● **TASK INSTRUCTIONS**:
Search the records for the word "JSON" and pick out every line that has it.

[Stored data entries]
+ + + + + + +
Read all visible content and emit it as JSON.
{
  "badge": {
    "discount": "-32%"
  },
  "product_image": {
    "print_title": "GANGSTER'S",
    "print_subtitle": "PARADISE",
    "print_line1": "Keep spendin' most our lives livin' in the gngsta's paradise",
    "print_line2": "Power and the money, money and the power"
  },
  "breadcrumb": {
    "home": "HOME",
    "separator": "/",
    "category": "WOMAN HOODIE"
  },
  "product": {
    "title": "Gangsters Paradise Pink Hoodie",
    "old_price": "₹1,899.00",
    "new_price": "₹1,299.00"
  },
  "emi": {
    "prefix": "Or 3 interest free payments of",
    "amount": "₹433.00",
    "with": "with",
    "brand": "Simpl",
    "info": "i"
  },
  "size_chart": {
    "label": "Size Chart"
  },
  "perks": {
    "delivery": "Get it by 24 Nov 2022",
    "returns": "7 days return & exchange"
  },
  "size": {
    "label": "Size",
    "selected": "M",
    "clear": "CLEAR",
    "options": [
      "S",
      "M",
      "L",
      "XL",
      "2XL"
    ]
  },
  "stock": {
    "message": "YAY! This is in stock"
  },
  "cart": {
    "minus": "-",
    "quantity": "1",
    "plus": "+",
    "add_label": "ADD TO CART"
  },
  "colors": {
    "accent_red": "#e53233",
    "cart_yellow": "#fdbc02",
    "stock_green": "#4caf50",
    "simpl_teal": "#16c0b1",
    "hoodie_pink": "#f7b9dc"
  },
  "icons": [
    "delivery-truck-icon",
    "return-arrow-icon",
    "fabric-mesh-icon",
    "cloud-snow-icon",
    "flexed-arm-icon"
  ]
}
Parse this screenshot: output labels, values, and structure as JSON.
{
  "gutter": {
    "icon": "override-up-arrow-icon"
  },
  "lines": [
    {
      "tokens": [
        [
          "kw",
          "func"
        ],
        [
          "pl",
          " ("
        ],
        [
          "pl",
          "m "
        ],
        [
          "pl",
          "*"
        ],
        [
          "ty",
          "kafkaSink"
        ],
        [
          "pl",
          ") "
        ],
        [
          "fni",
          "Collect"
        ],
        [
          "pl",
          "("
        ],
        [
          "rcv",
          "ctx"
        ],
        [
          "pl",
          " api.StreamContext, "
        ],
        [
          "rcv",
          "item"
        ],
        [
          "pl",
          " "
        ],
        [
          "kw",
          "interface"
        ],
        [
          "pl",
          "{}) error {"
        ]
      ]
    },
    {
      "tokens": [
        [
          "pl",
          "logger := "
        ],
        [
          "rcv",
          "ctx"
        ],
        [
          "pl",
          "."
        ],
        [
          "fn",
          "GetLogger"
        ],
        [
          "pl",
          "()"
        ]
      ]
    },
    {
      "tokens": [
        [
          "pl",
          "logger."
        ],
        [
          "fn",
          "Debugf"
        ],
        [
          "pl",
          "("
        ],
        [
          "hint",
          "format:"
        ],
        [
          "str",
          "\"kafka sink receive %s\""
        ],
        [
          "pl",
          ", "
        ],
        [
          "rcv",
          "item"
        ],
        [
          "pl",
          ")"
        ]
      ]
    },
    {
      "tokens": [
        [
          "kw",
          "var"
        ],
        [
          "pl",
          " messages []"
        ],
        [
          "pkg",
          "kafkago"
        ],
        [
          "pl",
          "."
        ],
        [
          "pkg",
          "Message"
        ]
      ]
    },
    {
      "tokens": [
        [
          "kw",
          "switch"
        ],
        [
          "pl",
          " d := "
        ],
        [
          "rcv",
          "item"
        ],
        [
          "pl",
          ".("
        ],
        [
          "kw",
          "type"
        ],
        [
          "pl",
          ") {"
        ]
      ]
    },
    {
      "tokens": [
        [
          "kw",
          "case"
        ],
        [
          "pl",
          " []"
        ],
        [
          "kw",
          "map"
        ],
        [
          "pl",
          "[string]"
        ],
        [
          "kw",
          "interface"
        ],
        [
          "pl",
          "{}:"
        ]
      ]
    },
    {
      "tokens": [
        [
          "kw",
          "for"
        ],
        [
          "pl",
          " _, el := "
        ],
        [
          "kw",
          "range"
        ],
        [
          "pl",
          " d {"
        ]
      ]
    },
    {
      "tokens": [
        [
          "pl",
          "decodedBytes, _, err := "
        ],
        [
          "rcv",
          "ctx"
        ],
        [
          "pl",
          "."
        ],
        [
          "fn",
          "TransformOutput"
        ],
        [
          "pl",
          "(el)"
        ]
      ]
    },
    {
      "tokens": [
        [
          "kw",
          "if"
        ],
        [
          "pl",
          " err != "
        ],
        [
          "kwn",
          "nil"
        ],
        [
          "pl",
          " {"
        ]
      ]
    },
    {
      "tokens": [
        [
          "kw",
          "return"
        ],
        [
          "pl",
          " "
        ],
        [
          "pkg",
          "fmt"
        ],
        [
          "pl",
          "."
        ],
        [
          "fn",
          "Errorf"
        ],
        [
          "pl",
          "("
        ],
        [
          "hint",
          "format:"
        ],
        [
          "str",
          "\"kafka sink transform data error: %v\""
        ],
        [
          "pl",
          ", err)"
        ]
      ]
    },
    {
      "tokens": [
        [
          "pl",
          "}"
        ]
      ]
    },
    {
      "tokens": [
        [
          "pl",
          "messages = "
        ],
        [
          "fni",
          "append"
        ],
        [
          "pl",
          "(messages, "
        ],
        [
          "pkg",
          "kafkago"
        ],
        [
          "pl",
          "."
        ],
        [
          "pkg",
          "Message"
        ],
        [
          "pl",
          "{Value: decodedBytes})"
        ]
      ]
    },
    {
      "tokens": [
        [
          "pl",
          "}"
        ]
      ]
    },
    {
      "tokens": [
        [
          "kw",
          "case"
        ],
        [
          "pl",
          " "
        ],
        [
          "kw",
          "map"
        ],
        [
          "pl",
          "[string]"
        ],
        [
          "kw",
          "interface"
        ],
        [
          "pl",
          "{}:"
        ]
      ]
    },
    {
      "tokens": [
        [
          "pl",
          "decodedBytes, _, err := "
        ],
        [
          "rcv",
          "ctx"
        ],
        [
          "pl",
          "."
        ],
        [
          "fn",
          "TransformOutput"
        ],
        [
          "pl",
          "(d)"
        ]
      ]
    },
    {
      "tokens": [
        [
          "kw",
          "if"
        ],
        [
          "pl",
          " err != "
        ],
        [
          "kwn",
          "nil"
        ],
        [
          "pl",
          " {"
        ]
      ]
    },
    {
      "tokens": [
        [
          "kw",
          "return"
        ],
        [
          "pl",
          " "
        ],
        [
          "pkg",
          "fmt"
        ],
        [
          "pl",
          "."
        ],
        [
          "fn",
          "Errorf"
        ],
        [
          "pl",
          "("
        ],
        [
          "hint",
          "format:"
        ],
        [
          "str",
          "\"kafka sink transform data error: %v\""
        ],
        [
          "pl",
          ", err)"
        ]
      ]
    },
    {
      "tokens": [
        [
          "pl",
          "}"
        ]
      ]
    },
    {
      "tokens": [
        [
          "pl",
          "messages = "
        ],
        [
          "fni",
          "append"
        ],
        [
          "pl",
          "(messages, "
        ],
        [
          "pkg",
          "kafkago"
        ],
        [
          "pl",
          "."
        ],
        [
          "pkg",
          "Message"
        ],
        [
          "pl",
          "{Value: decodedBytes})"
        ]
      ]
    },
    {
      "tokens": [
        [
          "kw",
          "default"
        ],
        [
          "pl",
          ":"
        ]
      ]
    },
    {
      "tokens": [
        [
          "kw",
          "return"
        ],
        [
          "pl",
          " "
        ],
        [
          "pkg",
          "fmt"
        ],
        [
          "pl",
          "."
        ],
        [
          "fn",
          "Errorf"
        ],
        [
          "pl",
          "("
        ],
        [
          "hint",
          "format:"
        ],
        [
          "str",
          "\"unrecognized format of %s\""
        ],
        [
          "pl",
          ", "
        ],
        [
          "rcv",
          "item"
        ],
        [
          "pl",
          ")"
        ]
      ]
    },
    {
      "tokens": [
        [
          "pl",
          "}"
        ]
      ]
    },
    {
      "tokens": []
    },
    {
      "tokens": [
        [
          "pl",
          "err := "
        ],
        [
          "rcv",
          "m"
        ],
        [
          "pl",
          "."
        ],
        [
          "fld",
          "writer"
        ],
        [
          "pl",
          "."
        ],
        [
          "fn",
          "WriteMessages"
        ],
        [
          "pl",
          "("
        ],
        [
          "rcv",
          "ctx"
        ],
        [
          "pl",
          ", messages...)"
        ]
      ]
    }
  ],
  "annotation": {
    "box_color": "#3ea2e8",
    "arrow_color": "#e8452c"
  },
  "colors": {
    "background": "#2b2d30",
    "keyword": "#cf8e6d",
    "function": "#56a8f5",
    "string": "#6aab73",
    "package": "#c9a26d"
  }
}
+ + + + + + +
● **TASK RESPONSE**:
Read all visible content and emit it as JSON.
Parse this screenshot: output labels, values, and structure as JSON.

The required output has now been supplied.